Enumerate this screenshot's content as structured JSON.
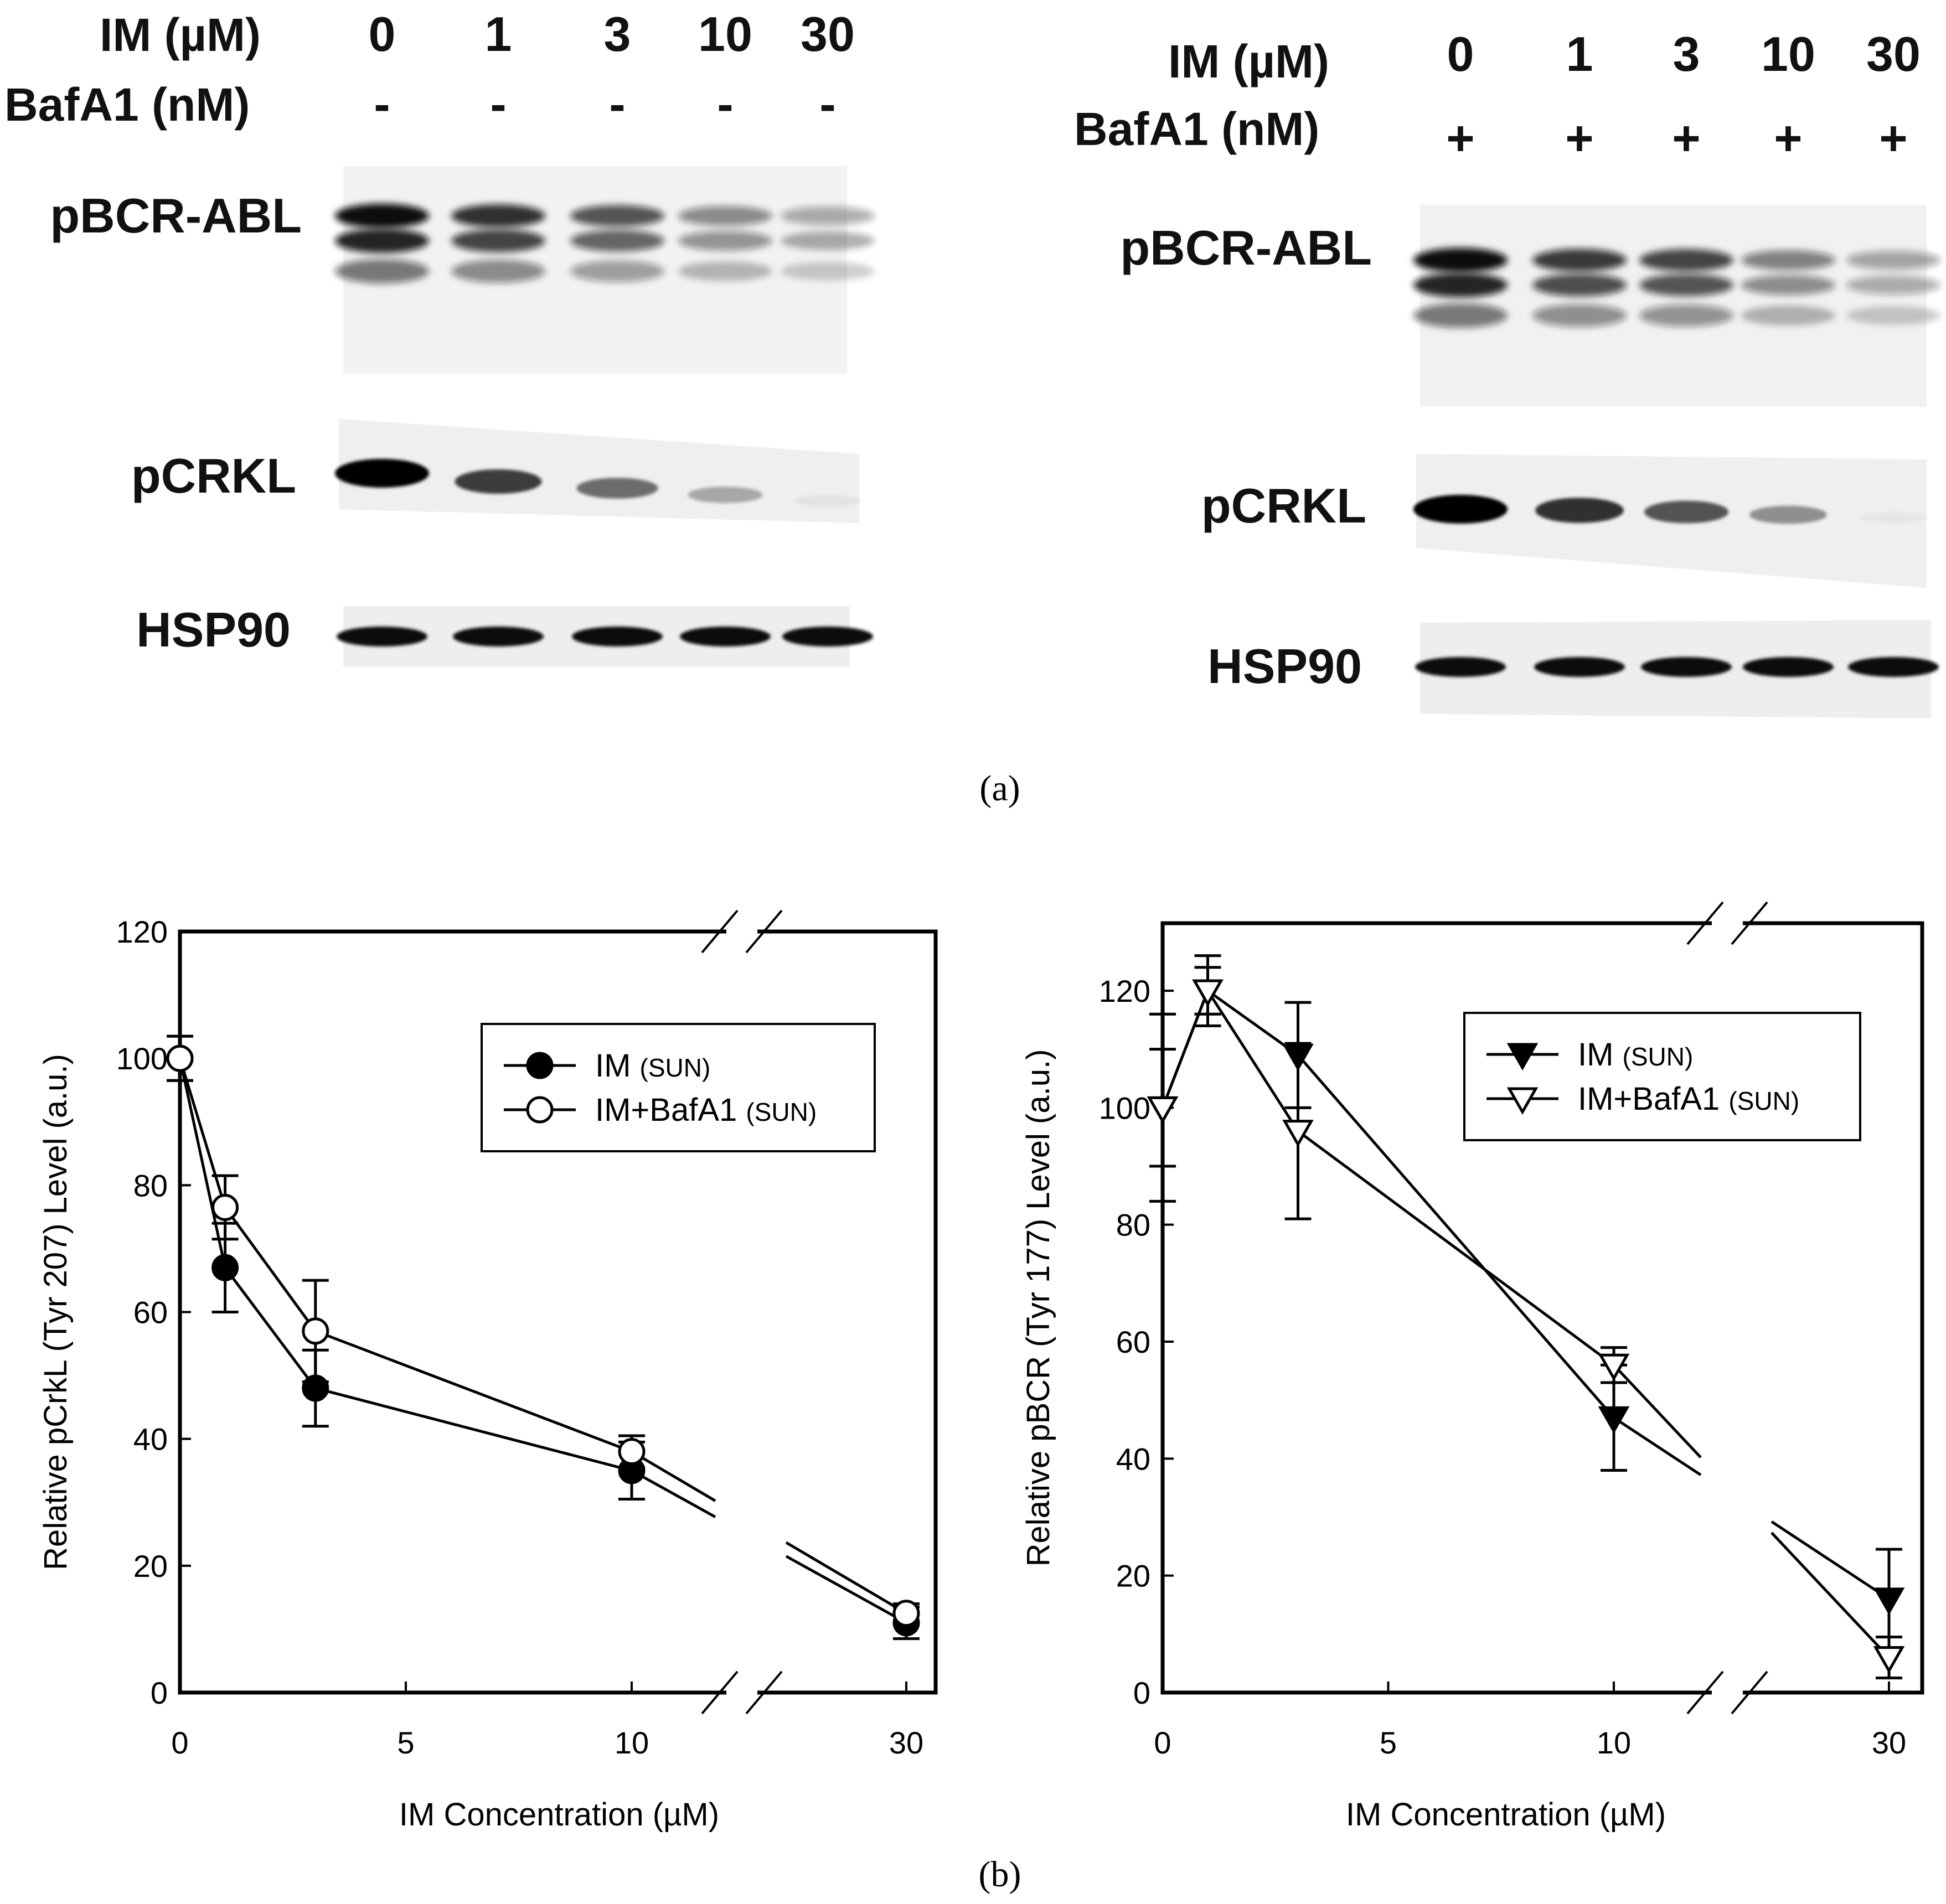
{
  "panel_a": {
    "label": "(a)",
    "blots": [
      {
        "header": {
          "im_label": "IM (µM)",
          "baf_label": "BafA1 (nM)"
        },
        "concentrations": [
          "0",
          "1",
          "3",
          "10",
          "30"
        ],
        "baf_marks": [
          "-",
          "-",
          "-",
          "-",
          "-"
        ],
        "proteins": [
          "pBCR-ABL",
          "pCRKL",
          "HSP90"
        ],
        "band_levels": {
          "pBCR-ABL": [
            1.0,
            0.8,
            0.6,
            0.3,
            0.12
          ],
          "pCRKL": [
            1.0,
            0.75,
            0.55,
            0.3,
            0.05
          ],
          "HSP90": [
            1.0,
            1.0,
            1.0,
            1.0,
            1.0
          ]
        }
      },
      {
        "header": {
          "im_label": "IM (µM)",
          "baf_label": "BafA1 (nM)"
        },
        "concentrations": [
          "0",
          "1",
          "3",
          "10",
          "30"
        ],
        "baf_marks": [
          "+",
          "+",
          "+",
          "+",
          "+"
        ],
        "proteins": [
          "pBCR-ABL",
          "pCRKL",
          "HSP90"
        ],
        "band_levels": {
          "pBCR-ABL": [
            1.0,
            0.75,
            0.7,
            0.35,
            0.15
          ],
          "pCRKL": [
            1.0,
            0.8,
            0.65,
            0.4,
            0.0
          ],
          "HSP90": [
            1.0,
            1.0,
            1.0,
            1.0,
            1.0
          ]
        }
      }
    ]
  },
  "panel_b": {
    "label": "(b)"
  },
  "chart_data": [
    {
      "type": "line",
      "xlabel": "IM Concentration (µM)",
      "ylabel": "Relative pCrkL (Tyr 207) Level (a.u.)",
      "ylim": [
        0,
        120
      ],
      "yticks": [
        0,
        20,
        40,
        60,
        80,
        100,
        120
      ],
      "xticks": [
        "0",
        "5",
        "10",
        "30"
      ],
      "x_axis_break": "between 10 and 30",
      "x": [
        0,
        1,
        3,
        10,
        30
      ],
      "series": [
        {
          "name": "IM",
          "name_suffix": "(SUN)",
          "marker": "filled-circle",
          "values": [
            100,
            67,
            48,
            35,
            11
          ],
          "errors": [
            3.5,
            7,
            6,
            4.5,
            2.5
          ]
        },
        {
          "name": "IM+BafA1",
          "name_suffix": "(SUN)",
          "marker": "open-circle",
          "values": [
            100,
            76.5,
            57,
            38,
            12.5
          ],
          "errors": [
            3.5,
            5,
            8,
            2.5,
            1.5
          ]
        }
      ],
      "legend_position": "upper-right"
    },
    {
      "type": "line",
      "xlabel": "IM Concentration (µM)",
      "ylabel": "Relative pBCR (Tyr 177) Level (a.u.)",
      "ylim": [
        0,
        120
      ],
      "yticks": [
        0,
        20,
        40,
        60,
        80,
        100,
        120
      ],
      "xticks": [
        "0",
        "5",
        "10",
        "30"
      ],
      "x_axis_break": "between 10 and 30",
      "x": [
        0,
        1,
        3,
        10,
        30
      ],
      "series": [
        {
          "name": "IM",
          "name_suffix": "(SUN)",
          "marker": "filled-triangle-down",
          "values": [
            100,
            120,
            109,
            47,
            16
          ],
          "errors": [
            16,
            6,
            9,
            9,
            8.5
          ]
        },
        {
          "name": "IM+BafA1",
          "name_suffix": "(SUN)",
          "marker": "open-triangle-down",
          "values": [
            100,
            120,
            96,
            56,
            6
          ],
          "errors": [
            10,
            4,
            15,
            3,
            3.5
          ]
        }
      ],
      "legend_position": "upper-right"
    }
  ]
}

▬▬▬

▸ **WORK REQUIRED**: Please filter the data down to the lines containing the word "triangle".

▸ **RESULT FOR THIS TASK**:
          "marker": "filled-triangle-down",
          "marker": "open-triangle-down",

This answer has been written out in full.